● **Exercise objective**: Output every entry exactly, from the first line to the last.

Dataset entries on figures

-- start --

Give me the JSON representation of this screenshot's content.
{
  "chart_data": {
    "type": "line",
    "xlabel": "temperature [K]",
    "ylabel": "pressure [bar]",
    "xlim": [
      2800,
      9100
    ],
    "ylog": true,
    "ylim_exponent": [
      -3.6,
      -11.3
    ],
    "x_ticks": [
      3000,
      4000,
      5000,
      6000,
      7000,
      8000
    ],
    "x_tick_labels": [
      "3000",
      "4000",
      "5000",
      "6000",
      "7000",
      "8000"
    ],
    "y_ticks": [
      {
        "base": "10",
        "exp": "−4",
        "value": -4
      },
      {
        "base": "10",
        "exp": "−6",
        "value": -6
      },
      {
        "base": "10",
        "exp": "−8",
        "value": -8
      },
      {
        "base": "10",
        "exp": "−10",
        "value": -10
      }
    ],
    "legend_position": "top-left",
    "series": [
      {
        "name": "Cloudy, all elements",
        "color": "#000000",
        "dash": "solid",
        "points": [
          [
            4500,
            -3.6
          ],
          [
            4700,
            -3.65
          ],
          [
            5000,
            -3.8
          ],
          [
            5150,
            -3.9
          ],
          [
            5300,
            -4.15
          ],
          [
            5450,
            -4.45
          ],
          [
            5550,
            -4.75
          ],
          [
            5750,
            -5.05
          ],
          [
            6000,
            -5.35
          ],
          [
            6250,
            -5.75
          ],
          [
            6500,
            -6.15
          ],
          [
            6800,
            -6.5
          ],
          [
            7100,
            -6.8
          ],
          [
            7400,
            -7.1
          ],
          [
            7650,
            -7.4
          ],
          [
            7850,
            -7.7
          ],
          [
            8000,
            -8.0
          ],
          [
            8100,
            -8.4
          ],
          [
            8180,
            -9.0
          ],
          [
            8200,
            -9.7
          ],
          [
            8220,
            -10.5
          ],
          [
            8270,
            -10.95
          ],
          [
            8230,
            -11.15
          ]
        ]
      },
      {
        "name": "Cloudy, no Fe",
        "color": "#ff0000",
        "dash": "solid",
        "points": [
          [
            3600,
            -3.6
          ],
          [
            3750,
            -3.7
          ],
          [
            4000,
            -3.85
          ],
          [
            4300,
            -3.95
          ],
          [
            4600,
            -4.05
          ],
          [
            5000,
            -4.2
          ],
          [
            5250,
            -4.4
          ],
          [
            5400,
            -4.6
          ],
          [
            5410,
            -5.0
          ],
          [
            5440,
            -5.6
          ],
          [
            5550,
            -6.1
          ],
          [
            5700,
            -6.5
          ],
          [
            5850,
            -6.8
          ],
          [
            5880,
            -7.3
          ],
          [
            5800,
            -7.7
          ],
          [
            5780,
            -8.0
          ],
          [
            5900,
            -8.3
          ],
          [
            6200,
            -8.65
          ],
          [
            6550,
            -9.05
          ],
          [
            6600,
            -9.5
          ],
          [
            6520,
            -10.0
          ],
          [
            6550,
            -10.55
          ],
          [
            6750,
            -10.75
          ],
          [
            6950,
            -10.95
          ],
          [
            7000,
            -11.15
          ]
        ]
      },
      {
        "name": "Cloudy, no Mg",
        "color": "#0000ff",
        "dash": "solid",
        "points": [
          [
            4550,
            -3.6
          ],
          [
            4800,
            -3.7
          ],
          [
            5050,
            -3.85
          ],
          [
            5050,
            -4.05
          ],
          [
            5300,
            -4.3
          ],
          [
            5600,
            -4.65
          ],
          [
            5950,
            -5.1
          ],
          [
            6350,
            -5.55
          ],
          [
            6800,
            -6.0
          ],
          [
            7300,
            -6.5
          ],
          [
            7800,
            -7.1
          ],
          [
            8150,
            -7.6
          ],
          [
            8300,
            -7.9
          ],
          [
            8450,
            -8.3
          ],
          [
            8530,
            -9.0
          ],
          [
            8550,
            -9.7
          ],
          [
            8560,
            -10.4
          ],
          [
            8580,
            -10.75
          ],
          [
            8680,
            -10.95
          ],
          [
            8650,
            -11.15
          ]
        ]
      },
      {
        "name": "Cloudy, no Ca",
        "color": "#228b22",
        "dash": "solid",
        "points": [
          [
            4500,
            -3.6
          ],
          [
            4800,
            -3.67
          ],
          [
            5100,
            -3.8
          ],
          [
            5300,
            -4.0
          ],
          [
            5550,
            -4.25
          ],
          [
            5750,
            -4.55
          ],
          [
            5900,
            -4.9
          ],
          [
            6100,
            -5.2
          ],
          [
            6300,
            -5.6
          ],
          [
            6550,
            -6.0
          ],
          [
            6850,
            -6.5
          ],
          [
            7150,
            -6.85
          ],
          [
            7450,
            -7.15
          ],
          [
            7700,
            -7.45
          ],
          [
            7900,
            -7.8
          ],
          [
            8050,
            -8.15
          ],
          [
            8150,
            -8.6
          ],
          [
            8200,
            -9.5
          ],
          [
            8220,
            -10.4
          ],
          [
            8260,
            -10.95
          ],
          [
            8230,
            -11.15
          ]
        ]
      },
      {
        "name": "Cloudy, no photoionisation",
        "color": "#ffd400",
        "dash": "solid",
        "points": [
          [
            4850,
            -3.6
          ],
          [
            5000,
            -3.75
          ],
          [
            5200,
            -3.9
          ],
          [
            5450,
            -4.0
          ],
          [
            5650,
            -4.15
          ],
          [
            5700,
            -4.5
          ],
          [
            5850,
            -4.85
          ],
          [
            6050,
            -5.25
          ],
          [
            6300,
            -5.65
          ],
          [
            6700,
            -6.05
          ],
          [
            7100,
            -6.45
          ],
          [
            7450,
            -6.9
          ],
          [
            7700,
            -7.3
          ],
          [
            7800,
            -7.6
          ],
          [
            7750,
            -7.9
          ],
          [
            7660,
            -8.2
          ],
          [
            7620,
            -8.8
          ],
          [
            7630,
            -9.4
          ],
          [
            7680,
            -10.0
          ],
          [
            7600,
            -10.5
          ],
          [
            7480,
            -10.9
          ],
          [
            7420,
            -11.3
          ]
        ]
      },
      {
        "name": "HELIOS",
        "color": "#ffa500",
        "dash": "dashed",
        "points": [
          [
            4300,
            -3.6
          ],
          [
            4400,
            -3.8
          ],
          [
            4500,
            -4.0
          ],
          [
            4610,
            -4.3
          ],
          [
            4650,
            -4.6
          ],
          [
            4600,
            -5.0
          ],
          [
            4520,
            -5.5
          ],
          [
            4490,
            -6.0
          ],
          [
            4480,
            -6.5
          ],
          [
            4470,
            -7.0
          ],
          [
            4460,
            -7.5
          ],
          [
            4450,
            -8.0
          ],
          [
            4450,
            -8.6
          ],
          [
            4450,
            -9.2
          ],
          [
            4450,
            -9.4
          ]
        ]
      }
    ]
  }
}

-- end --

● **Result below**:
Give me the JSON representation of this screenshot's content.
{
  "chart_data": {
    "type": "line",
    "xlabel": "temperature [K]",
    "ylabel": "pressure [bar]",
    "xlim": [
      2800,
      9100
    ],
    "ylog": true,
    "ylim_exponent": [
      -3.6,
      -11.3
    ],
    "x_ticks": [
      3000,
      4000,
      5000,
      6000,
      7000,
      8000
    ],
    "x_tick_labels": [
      "3000",
      "4000",
      "5000",
      "6000",
      "7000",
      "8000"
    ],
    "y_ticks": [
      {
        "base": "10",
        "exp": "−4",
        "value": -4
      },
      {
        "base": "10",
        "exp": "−6",
        "value": -6
      },
      {
        "base": "10",
        "exp": "−8",
        "value": -8
      },
      {
        "base": "10",
        "exp": "−10",
        "value": -10
      }
    ],
    "legend_position": "top-left",
    "series": [
      {
        "name": "Cloudy, all elements",
        "color": "#000000",
        "dash": "solid",
        "points": [
          [
            4500,
            -3.6
          ],
          [
            4700,
            -3.65
          ],
          [
            5000,
            -3.8
          ],
          [
            5150,
            -3.9
          ],
          [
            5300,
            -4.15
          ],
          [
            5450,
            -4.45
          ],
          [
            5550,
            -4.75
          ],
          [
            5750,
            -5.05
          ],
          [
            6000,
            -5.35
          ],
          [
            6250,
            -5.75
          ],
          [
            6500,
            -6.15
          ],
          [
            6800,
            -6.5
          ],
          [
            7100,
            -6.8
          ],
          [
            7400,
            -7.1
          ],
          [
            7650,
            -7.4
          ],
          [
            7850,
            -7.7
          ],
          [
            8000,
            -8.0
          ],
          [
            8100,
            -8.4
          ],
          [
            8180,
            -9.0
          ],
          [
            8200,
            -9.7
          ],
          [
            8220,
            -10.5
          ],
          [
            8270,
            -10.95
          ],
          [
            8230,
            -11.15
          ]
        ]
      },
      {
        "name": "Cloudy, no Fe",
        "color": "#ff0000",
        "dash": "solid",
        "points": [
          [
            3600,
            -3.6
          ],
          [
            3750,
            -3.7
          ],
          [
            4000,
            -3.85
          ],
          [
            4300,
            -3.95
          ],
          [
            4600,
            -4.05
          ],
          [
            5000,
            -4.2
          ],
          [
            5250,
            -4.4
          ],
          [
            5400,
            -4.6
          ],
          [
            5410,
            -5.0
          ],
          [
            5440,
            -5.6
          ],
          [
            5550,
            -6.1
          ],
          [
            5700,
            -6.5
          ],
          [
            5850,
            -6.8
          ],
          [
            5880,
            -7.3
          ],
          [
            5800,
            -7.7
          ],
          [
            5780,
            -8.0
          ],
          [
            5900,
            -8.3
          ],
          [
            6200,
            -8.65
          ],
          [
            6550,
            -9.05
          ],
          [
            6600,
            -9.5
          ],
          [
            6520,
            -10.0
          ],
          [
            6550,
            -10.55
          ],
          [
            6750,
            -10.75
          ],
          [
            6950,
            -10.95
          ],
          [
            7000,
            -11.15
          ]
        ]
      },
      {
        "name": "Cloudy, no Mg",
        "color": "#0000ff",
        "dash": "solid",
        "points": [
          [
            4550,
            -3.6
          ],
          [
            4800,
            -3.7
          ],
          [
            5050,
            -3.85
          ],
          [
            5050,
            -4.05
          ],
          [
            5300,
            -4.3
          ],
          [
            5600,
            -4.65
          ],
          [
            5950,
            -5.1
          ],
          [
            6350,
            -5.55
          ],
          [
            6800,
            -6.0
          ],
          [
            7300,
            -6.5
          ],
          [
            7800,
            -7.1
          ],
          [
            8150,
            -7.6
          ],
          [
            8300,
            -7.9
          ],
          [
            8450,
            -8.3
          ],
          [
            8530,
            -9.0
          ],
          [
            8550,
            -9.7
          ],
          [
            8560,
            -10.4
          ],
          [
            8580,
            -10.75
          ],
          [
            8680,
            -10.95
          ],
          [
            8650,
            -11.15
          ]
        ]
      },
      {
        "name": "Cloudy, no Ca",
        "color": "#228b22",
        "dash": "solid",
        "points": [
          [
            4500,
            -3.6
          ],
          [
            4800,
            -3.67
          ],
          [
            5100,
            -3.8
          ],
          [
            5300,
            -4.0
          ],
          [
            5550,
            -4.25
          ],
          [
            5750,
            -4.55
          ],
          [
            5900,
            -4.9
          ],
          [
            6100,
            -5.2
          ],
          [
            6300,
            -5.6
          ],
          [
            6550,
            -6.0
          ],
          [
            6850,
            -6.5
          ],
          [
            7150,
            -6.85
          ],
          [
            7450,
            -7.15
          ],
          [
            7700,
            -7.45
          ],
          [
            7900,
            -7.8
          ],
          [
            8050,
            -8.15
          ],
          [
            8150,
            -8.6
          ],
          [
            8200,
            -9.5
          ],
          [
            8220,
            -10.4
          ],
          [
            8260,
            -10.95
          ],
          [
            8230,
            -11.15
          ]
        ]
      },
      {
        "name": "Cloudy, no photoionisation",
        "color": "#ffd400",
        "dash": "solid",
        "points": [
          [
            4850,
            -3.6
          ],
          [
            5000,
            -3.75
          ],
          [
            5200,
            -3.9
          ],
          [
            5450,
            -4.0
          ],
          [
            5650,
            -4.15
          ],
          [
            5700,
            -4.5
          ],
          [
            5850,
            -4.85
          ],
          [
            6050,
            -5.25
          ],
          [
            6300,
            -5.65
          ],
          [
            6700,
            -6.05
          ],
          [
            7100,
            -6.45
          ],
          [
            7450,
            -6.9
          ],
          [
            7700,
            -7.3
          ],
          [
            7800,
            -7.6
          ],
          [
            7750,
            -7.9
          ],
          [
            7660,
            -8.2
          ],
          [
            7620,
            -8.8
          ],
          [
            7630,
            -9.4
          ],
          [
            7680,
            -10.0
          ],
          [
            7600,
            -10.5
          ],
          [
            7480,
            -10.9
          ],
          [
            7420,
            -11.3
          ]
        ]
      },
      {
        "name": "HELIOS",
        "color": "#ffa500",
        "dash": "dashed",
        "points": [
          [
            4300,
            -3.6
          ],
          [
            4400,
            -3.8
          ],
          [
            4500,
            -4.0
          ],
          [
            4610,
            -4.3
          ],
          [
            4650,
            -4.6
          ],
          [
            4600,
            -5.0
          ],
          [
            4520,
            -5.5
          ],
          [
            4490,
            -6.0
          ],
          [
            4480,
            -6.5
          ],
          [
            4470,
            -7.0
          ],
          [
            4460,
            -7.5
          ],
          [
            4450,
            -8.0
          ],
          [
            4450,
            -8.6
          ],
          [
            4450,
            -9.2
          ],
          [
            4450,
            -9.4
          ]
        ]
      }
    ]
  }
}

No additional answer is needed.